- _Records from a collection_
#####

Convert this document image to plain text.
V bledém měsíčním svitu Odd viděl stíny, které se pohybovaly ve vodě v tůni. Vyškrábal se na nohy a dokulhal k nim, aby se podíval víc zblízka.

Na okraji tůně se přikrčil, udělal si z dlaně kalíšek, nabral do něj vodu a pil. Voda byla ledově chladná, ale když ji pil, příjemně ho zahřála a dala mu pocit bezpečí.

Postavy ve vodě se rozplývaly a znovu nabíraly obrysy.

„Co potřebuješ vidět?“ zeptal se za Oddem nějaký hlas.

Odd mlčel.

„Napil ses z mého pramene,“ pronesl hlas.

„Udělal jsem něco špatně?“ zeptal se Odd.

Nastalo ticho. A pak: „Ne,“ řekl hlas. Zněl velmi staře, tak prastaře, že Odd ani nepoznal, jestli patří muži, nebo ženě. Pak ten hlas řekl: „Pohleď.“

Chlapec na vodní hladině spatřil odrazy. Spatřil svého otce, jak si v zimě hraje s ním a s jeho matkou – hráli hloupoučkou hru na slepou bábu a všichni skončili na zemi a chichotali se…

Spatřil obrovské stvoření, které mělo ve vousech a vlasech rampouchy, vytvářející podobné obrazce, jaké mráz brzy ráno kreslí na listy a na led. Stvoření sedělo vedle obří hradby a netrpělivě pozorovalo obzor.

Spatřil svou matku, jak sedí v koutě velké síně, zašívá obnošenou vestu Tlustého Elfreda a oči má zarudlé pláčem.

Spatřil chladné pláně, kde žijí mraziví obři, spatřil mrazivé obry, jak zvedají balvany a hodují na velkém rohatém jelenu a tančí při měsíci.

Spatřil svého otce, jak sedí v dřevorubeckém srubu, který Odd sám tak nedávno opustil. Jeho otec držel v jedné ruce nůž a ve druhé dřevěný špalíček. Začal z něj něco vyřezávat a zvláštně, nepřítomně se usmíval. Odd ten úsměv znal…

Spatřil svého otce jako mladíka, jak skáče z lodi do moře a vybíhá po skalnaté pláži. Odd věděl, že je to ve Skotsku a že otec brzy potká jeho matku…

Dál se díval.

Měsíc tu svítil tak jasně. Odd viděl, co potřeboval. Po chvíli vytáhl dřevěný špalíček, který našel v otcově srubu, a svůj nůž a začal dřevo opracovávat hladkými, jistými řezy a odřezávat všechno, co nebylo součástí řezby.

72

#####

- _Short task_
Count each line of the entries that holds the word "svého", then state the total and nothing more.

- _Full output_
3